- [WRITTEN REQUEST]: Work through the data below line by line and say how many lines hold "ВЫБОРЕ"; give only the number.

- [RECORD LIST]:
————————

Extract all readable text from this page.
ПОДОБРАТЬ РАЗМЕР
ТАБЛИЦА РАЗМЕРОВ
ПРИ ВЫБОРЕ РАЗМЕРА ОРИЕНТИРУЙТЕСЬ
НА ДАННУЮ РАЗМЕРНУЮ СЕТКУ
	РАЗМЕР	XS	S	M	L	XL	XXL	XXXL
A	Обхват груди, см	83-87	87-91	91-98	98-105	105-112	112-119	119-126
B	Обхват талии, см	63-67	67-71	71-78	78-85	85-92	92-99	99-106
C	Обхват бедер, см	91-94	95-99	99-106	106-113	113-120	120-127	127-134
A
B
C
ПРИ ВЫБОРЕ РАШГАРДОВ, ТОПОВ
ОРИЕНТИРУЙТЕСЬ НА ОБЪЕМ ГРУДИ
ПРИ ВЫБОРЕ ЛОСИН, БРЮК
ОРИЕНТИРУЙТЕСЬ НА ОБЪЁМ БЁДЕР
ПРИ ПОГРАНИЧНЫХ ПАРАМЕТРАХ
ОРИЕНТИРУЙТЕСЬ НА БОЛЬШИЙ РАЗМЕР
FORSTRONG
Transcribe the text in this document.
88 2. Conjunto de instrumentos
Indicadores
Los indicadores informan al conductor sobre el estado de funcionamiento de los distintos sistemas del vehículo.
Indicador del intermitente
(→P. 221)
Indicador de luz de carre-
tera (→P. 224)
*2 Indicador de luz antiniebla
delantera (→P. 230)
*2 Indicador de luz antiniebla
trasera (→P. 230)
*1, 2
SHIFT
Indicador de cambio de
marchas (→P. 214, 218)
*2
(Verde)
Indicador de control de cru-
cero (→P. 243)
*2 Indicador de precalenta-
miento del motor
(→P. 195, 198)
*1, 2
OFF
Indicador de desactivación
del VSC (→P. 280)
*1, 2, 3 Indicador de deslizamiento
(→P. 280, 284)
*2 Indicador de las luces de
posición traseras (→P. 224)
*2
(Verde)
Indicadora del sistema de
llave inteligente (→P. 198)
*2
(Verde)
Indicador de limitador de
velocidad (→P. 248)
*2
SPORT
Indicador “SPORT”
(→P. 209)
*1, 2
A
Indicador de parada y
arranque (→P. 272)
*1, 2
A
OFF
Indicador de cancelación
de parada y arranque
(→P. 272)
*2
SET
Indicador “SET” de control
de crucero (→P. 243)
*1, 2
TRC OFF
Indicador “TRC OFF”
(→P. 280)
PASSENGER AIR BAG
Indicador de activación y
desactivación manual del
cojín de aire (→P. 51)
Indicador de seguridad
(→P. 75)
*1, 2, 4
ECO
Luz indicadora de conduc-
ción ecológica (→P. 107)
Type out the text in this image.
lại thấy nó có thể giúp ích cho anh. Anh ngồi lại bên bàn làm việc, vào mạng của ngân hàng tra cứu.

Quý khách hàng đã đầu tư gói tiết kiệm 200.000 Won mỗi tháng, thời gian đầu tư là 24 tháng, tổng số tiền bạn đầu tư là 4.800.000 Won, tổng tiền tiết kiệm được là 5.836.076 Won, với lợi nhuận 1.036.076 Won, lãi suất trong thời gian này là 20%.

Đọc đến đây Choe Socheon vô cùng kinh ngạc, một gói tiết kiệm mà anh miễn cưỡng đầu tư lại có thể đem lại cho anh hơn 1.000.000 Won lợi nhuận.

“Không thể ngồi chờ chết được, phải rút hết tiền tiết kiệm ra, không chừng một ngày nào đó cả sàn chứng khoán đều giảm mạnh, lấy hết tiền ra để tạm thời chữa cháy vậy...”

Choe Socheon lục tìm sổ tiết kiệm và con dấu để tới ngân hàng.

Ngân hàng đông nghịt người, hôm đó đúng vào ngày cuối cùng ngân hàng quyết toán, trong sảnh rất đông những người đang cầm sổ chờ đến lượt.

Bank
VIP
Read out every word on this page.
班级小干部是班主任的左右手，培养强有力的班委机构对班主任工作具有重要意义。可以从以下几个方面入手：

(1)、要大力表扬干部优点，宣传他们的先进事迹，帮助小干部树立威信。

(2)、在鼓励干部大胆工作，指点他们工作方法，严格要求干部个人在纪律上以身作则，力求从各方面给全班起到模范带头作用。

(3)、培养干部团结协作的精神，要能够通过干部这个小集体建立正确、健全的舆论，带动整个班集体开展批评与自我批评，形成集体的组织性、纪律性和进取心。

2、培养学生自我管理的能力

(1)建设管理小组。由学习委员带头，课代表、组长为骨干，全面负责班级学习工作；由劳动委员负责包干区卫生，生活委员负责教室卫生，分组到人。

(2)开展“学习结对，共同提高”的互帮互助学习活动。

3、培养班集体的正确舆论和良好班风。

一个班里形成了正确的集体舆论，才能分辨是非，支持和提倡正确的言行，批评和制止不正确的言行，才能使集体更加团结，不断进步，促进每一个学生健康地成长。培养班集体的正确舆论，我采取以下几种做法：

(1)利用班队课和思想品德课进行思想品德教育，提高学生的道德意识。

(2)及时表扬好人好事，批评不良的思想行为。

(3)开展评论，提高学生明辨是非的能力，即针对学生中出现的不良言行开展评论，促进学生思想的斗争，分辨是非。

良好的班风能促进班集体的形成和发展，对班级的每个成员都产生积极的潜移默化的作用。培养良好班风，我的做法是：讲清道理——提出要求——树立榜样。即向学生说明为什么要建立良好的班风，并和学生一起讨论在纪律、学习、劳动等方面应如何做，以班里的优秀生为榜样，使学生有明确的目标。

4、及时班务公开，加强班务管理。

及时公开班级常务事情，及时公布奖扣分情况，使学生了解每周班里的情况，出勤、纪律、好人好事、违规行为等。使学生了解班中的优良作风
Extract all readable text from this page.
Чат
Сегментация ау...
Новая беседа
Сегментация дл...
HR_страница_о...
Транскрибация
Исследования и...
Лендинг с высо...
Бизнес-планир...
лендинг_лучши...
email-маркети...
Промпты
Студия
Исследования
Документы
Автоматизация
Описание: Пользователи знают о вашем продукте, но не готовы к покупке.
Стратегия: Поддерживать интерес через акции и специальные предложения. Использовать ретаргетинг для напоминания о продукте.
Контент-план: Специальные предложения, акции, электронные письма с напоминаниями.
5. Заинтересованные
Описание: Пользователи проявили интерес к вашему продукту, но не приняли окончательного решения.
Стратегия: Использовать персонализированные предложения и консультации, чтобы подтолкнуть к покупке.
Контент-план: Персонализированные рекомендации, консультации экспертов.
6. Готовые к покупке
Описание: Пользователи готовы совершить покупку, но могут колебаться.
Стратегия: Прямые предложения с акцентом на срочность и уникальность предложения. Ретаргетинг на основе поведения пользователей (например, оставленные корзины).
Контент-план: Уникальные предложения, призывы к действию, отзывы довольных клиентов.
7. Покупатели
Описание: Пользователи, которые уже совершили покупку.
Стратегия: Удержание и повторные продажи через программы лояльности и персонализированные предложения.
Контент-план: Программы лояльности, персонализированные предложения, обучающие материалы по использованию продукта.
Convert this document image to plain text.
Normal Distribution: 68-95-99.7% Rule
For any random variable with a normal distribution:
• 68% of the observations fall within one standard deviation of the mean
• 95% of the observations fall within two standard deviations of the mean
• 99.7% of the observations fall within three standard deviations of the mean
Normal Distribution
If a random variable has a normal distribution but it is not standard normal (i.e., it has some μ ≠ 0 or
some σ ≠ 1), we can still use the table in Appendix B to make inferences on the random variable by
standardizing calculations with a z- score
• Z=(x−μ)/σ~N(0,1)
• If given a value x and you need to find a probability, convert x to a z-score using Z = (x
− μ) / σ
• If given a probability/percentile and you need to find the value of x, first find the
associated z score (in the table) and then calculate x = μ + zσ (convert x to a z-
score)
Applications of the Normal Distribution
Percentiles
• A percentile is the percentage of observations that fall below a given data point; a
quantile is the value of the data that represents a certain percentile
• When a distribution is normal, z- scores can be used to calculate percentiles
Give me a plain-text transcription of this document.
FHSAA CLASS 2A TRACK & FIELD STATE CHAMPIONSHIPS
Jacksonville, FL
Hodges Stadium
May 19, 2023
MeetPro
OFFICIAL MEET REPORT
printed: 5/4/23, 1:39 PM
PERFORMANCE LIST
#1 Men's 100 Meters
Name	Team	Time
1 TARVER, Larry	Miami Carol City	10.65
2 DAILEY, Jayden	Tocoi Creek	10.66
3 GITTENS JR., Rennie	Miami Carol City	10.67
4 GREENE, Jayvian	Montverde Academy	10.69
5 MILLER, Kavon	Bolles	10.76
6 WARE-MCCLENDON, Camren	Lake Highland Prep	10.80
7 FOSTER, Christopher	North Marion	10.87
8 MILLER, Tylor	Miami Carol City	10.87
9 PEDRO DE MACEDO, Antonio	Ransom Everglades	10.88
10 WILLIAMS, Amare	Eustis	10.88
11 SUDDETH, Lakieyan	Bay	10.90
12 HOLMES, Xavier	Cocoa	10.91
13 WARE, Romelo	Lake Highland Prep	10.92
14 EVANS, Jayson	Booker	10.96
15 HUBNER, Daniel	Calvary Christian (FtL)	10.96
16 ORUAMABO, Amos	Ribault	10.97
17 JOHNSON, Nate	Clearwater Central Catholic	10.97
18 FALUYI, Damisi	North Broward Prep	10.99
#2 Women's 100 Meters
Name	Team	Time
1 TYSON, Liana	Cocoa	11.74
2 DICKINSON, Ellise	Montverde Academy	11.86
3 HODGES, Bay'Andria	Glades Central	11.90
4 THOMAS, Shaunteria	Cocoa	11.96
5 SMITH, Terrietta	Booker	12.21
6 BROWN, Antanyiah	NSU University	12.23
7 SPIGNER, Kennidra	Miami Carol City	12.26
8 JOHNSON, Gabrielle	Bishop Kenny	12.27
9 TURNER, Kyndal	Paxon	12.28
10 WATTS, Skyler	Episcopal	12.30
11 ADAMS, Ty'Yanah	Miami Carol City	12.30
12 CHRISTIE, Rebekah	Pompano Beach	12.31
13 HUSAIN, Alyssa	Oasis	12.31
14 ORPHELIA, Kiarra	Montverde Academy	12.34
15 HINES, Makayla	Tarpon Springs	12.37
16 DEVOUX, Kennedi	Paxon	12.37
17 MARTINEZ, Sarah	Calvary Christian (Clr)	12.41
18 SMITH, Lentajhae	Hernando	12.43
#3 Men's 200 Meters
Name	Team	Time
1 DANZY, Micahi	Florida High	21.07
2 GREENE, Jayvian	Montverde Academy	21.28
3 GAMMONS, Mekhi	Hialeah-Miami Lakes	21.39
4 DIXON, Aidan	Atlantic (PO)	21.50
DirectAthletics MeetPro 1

————————

- [SOLUTION TO THIS PROBLEM]: 3